WHAT IS NEEDED | Pictures within the data are to be left out; everything else must be reproduced exactly.

------

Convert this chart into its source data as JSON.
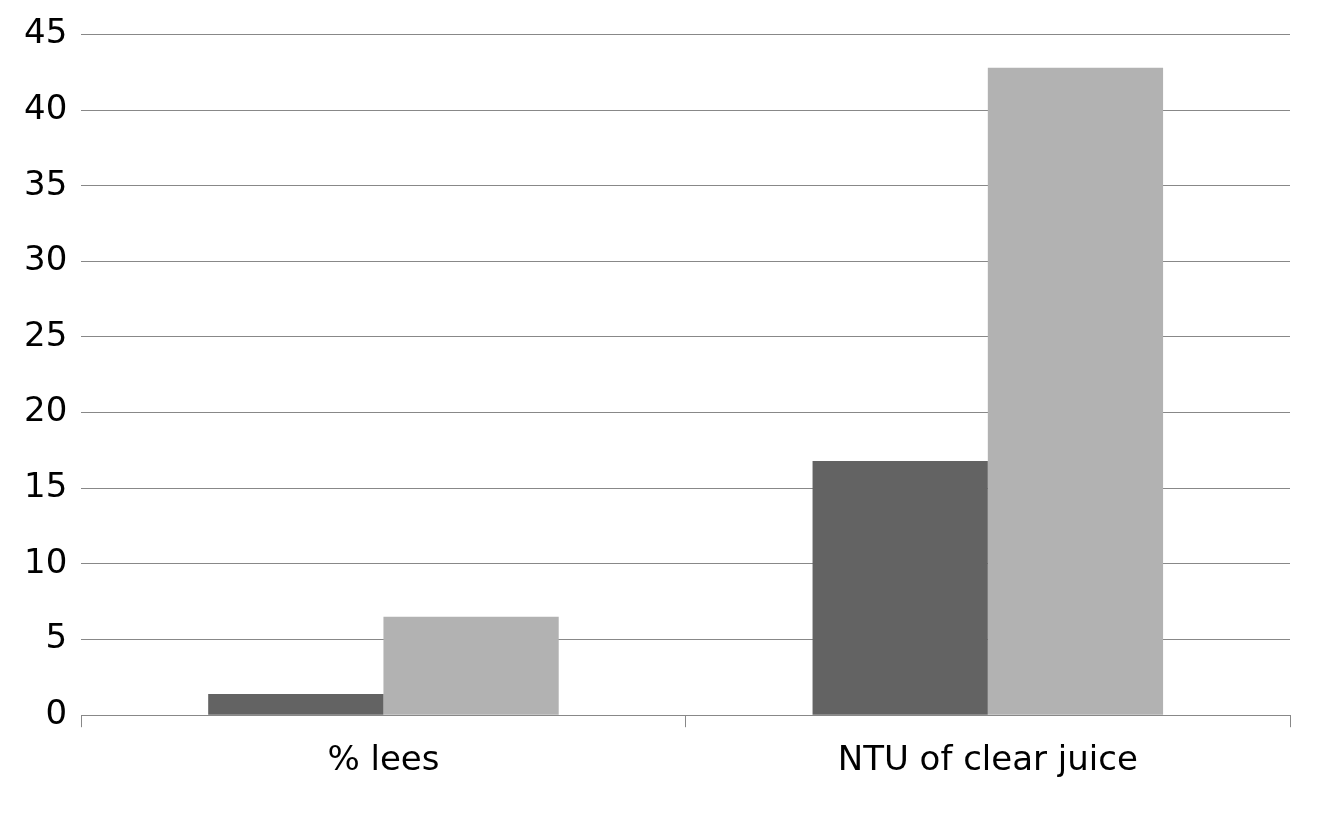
{
  "chart_data": {
    "type": "bar",
    "categories": [
      "% lees",
      "NTU of clear juice"
    ],
    "series": [
      {
        "color": "#636363",
        "values": [
          1.4,
          16.8
        ]
      },
      {
        "color": "#b2b2b2",
        "values": [
          6.5,
          42.8
        ]
      }
    ],
    "ylim": [
      0,
      45
    ],
    "yticks": [
      0,
      5,
      10,
      15,
      20,
      25,
      30,
      35,
      40,
      45
    ],
    "grid": "y",
    "legend": false
  }
}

------

WRITTEN SOLUTION |
Convert this chart into its source data as JSON.
{
  "chart_data": {
    "type": "bar",
    "categories": [
      "% lees",
      "NTU of clear juice"
    ],
    "series": [
      {
        "color": "#636363",
        "values": [
          1.4,
          16.8
        ]
      },
      {
        "color": "#b2b2b2",
        "values": [
          6.5,
          42.8
        ]
      }
    ],
    "ylim": [
      0,
      45
    ],
    "yticks": [
      0,
      5,
      10,
      15,
      20,
      25,
      30,
      35,
      40,
      45
    ],
    "grid": "y",
    "legend": false
  }
}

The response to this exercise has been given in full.